── DATASET RECORDS ──

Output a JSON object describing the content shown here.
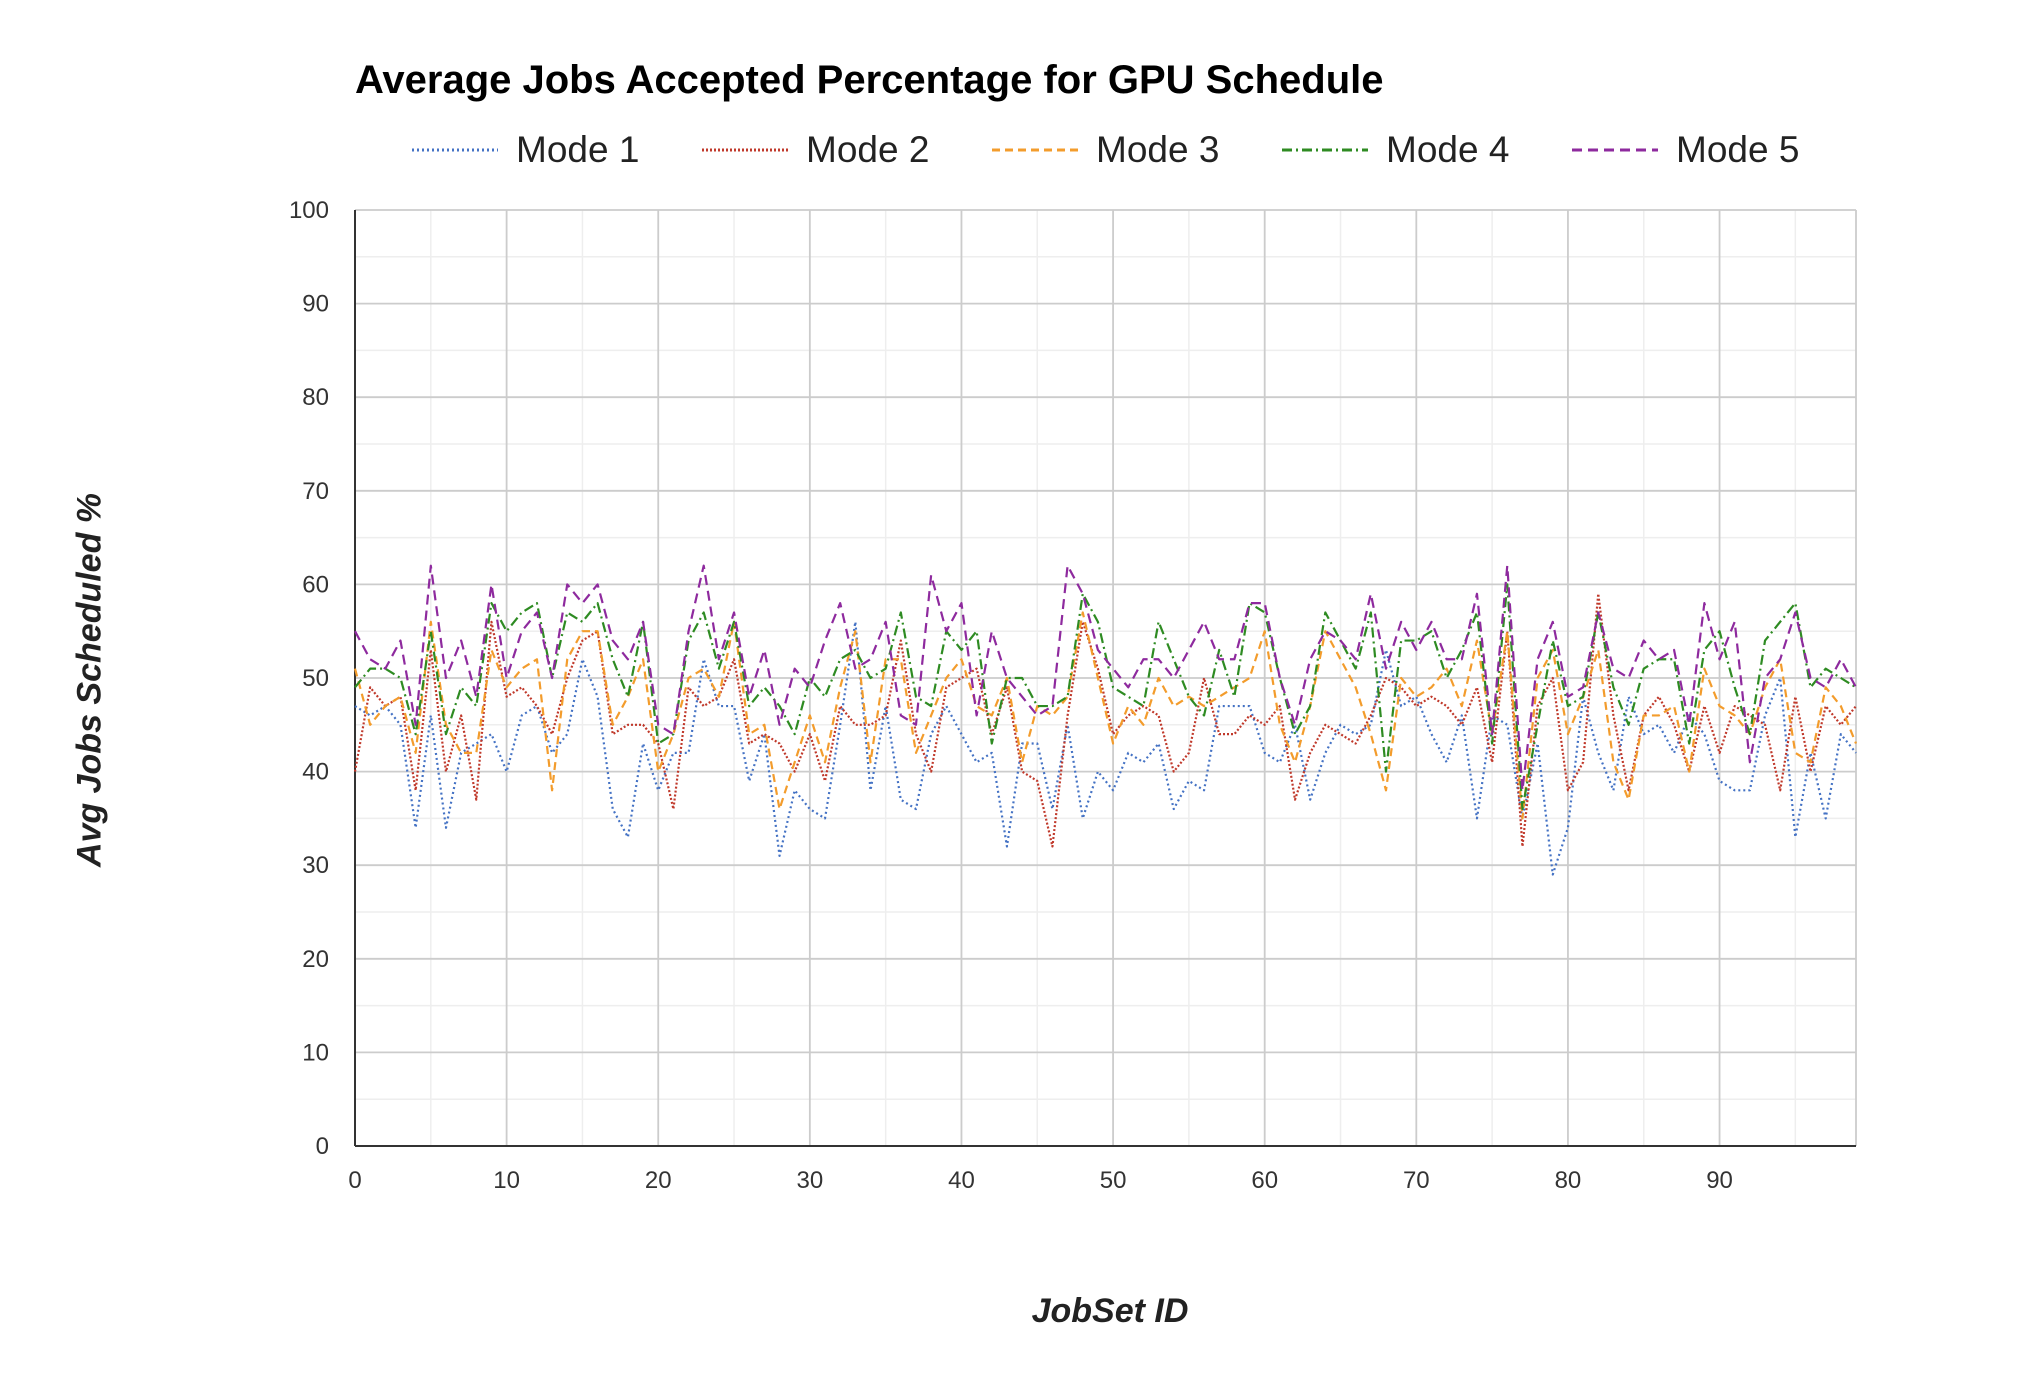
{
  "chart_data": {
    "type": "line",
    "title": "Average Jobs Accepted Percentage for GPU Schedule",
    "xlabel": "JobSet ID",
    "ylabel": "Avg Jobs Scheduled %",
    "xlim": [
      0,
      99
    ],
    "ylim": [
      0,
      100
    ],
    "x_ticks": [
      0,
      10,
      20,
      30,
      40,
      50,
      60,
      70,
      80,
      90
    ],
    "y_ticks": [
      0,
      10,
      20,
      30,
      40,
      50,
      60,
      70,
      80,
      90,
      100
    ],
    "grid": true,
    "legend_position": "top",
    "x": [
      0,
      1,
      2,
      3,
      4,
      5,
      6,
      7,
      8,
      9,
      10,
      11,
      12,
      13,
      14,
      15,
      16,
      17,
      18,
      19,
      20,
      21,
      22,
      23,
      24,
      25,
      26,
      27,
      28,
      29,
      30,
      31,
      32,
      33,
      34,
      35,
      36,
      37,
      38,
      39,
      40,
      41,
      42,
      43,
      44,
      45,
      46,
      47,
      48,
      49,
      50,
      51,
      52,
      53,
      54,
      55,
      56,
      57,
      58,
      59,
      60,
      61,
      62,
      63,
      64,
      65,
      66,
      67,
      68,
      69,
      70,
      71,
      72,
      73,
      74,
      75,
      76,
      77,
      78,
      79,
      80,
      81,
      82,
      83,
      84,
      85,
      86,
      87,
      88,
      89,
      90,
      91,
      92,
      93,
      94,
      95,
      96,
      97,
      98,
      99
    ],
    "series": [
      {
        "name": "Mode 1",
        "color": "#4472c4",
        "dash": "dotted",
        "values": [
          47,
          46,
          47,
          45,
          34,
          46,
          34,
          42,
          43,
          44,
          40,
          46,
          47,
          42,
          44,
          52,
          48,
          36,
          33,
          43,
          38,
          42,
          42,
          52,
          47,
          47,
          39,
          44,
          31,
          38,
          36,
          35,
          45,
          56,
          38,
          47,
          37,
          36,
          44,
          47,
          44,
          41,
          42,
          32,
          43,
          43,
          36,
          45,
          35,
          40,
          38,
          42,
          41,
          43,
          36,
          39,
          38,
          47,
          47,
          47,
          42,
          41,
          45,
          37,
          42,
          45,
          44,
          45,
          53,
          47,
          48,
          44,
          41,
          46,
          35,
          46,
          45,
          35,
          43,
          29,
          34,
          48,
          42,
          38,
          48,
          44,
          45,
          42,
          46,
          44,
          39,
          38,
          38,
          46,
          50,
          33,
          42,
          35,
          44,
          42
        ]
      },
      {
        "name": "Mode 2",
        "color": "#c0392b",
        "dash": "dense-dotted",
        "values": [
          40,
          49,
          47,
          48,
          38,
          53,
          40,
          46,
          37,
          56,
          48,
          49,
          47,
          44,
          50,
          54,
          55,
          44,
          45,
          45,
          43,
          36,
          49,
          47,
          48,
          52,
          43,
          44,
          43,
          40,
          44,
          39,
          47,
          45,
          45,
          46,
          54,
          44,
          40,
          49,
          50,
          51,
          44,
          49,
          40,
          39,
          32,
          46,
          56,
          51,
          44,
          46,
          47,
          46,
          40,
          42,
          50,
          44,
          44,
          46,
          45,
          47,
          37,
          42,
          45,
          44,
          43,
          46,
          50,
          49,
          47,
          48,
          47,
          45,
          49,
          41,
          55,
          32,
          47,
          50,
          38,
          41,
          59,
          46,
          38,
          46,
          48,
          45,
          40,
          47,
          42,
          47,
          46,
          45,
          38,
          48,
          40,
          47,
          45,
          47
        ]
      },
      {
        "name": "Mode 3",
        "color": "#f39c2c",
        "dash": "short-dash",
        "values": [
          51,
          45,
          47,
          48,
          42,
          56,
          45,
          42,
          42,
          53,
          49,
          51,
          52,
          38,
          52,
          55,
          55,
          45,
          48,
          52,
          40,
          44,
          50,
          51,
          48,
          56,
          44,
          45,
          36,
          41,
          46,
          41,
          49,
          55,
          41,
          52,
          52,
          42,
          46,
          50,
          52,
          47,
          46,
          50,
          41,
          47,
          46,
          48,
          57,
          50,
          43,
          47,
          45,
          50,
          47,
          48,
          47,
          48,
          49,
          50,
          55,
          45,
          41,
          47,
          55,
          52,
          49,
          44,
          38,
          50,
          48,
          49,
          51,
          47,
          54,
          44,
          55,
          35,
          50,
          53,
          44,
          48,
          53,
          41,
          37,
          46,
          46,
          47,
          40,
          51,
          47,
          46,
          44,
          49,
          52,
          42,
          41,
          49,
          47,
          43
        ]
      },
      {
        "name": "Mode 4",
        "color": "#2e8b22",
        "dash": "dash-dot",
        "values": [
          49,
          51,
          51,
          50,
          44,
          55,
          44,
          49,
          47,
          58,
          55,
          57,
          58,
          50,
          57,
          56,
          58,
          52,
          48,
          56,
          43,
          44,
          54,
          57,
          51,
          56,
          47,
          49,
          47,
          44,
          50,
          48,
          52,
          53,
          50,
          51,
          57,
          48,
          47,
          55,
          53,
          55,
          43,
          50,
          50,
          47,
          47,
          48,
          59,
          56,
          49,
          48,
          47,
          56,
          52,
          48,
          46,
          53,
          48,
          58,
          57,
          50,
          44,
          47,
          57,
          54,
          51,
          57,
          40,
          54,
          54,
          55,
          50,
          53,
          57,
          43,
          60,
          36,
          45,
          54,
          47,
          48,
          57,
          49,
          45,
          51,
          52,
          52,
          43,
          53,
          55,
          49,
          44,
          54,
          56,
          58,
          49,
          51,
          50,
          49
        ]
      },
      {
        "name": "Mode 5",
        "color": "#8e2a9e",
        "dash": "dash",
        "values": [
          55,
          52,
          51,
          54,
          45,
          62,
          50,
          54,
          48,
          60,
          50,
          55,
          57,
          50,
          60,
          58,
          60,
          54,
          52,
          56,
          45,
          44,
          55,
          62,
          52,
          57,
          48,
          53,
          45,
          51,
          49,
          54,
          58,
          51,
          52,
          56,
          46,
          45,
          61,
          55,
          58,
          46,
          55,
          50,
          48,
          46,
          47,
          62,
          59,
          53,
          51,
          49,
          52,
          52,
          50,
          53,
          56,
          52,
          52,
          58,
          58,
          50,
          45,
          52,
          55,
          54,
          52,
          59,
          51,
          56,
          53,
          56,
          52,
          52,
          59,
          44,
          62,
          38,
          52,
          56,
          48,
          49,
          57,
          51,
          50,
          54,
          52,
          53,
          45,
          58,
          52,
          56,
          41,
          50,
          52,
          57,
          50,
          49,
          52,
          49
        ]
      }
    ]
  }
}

───

Copy out each record shown above without alteration, skipping any picture.

*FINAL RESULT*:
Output a JSON object describing the content shown here.
{
  "chart_data": {
    "type": "line",
    "title": "Average Jobs Accepted Percentage for GPU Schedule",
    "xlabel": "JobSet ID",
    "ylabel": "Avg Jobs Scheduled %",
    "xlim": [
      0,
      99
    ],
    "ylim": [
      0,
      100
    ],
    "x_ticks": [
      0,
      10,
      20,
      30,
      40,
      50,
      60,
      70,
      80,
      90
    ],
    "y_ticks": [
      0,
      10,
      20,
      30,
      40,
      50,
      60,
      70,
      80,
      90,
      100
    ],
    "grid": true,
    "legend_position": "top",
    "x": [
      0,
      1,
      2,
      3,
      4,
      5,
      6,
      7,
      8,
      9,
      10,
      11,
      12,
      13,
      14,
      15,
      16,
      17,
      18,
      19,
      20,
      21,
      22,
      23,
      24,
      25,
      26,
      27,
      28,
      29,
      30,
      31,
      32,
      33,
      34,
      35,
      36,
      37,
      38,
      39,
      40,
      41,
      42,
      43,
      44,
      45,
      46,
      47,
      48,
      49,
      50,
      51,
      52,
      53,
      54,
      55,
      56,
      57,
      58,
      59,
      60,
      61,
      62,
      63,
      64,
      65,
      66,
      67,
      68,
      69,
      70,
      71,
      72,
      73,
      74,
      75,
      76,
      77,
      78,
      79,
      80,
      81,
      82,
      83,
      84,
      85,
      86,
      87,
      88,
      89,
      90,
      91,
      92,
      93,
      94,
      95,
      96,
      97,
      98,
      99
    ],
    "series": [
      {
        "name": "Mode 1",
        "color": "#4472c4",
        "dash": "dotted",
        "values": [
          47,
          46,
          47,
          45,
          34,
          46,
          34,
          42,
          43,
          44,
          40,
          46,
          47,
          42,
          44,
          52,
          48,
          36,
          33,
          43,
          38,
          42,
          42,
          52,
          47,
          47,
          39,
          44,
          31,
          38,
          36,
          35,
          45,
          56,
          38,
          47,
          37,
          36,
          44,
          47,
          44,
          41,
          42,
          32,
          43,
          43,
          36,
          45,
          35,
          40,
          38,
          42,
          41,
          43,
          36,
          39,
          38,
          47,
          47,
          47,
          42,
          41,
          45,
          37,
          42,
          45,
          44,
          45,
          53,
          47,
          48,
          44,
          41,
          46,
          35,
          46,
          45,
          35,
          43,
          29,
          34,
          48,
          42,
          38,
          48,
          44,
          45,
          42,
          46,
          44,
          39,
          38,
          38,
          46,
          50,
          33,
          42,
          35,
          44,
          42
        ]
      },
      {
        "name": "Mode 2",
        "color": "#c0392b",
        "dash": "dense-dotted",
        "values": [
          40,
          49,
          47,
          48,
          38,
          53,
          40,
          46,
          37,
          56,
          48,
          49,
          47,
          44,
          50,
          54,
          55,
          44,
          45,
          45,
          43,
          36,
          49,
          47,
          48,
          52,
          43,
          44,
          43,
          40,
          44,
          39,
          47,
          45,
          45,
          46,
          54,
          44,
          40,
          49,
          50,
          51,
          44,
          49,
          40,
          39,
          32,
          46,
          56,
          51,
          44,
          46,
          47,
          46,
          40,
          42,
          50,
          44,
          44,
          46,
          45,
          47,
          37,
          42,
          45,
          44,
          43,
          46,
          50,
          49,
          47,
          48,
          47,
          45,
          49,
          41,
          55,
          32,
          47,
          50,
          38,
          41,
          59,
          46,
          38,
          46,
          48,
          45,
          40,
          47,
          42,
          47,
          46,
          45,
          38,
          48,
          40,
          47,
          45,
          47
        ]
      },
      {
        "name": "Mode 3",
        "color": "#f39c2c",
        "dash": "short-dash",
        "values": [
          51,
          45,
          47,
          48,
          42,
          56,
          45,
          42,
          42,
          53,
          49,
          51,
          52,
          38,
          52,
          55,
          55,
          45,
          48,
          52,
          40,
          44,
          50,
          51,
          48,
          56,
          44,
          45,
          36,
          41,
          46,
          41,
          49,
          55,
          41,
          52,
          52,
          42,
          46,
          50,
          52,
          47,
          46,
          50,
          41,
          47,
          46,
          48,
          57,
          50,
          43,
          47,
          45,
          50,
          47,
          48,
          47,
          48,
          49,
          50,
          55,
          45,
          41,
          47,
          55,
          52,
          49,
          44,
          38,
          50,
          48,
          49,
          51,
          47,
          54,
          44,
          55,
          35,
          50,
          53,
          44,
          48,
          53,
          41,
          37,
          46,
          46,
          47,
          40,
          51,
          47,
          46,
          44,
          49,
          52,
          42,
          41,
          49,
          47,
          43
        ]
      },
      {
        "name": "Mode 4",
        "color": "#2e8b22",
        "dash": "dash-dot",
        "values": [
          49,
          51,
          51,
          50,
          44,
          55,
          44,
          49,
          47,
          58,
          55,
          57,
          58,
          50,
          57,
          56,
          58,
          52,
          48,
          56,
          43,
          44,
          54,
          57,
          51,
          56,
          47,
          49,
          47,
          44,
          50,
          48,
          52,
          53,
          50,
          51,
          57,
          48,
          47,
          55,
          53,
          55,
          43,
          50,
          50,
          47,
          47,
          48,
          59,
          56,
          49,
          48,
          47,
          56,
          52,
          48,
          46,
          53,
          48,
          58,
          57,
          50,
          44,
          47,
          57,
          54,
          51,
          57,
          40,
          54,
          54,
          55,
          50,
          53,
          57,
          43,
          60,
          36,
          45,
          54,
          47,
          48,
          57,
          49,
          45,
          51,
          52,
          52,
          43,
          53,
          55,
          49,
          44,
          54,
          56,
          58,
          49,
          51,
          50,
          49
        ]
      },
      {
        "name": "Mode 5",
        "color": "#8e2a9e",
        "dash": "dash",
        "values": [
          55,
          52,
          51,
          54,
          45,
          62,
          50,
          54,
          48,
          60,
          50,
          55,
          57,
          50,
          60,
          58,
          60,
          54,
          52,
          56,
          45,
          44,
          55,
          62,
          52,
          57,
          48,
          53,
          45,
          51,
          49,
          54,
          58,
          51,
          52,
          56,
          46,
          45,
          61,
          55,
          58,
          46,
          55,
          50,
          48,
          46,
          47,
          62,
          59,
          53,
          51,
          49,
          52,
          52,
          50,
          53,
          56,
          52,
          52,
          58,
          58,
          50,
          45,
          52,
          55,
          54,
          52,
          59,
          51,
          56,
          53,
          56,
          52,
          52,
          59,
          44,
          62,
          38,
          52,
          56,
          48,
          49,
          57,
          51,
          50,
          54,
          52,
          53,
          45,
          58,
          52,
          56,
          41,
          50,
          52,
          57,
          50,
          49,
          52,
          49
        ]
      }
    ]
  }
}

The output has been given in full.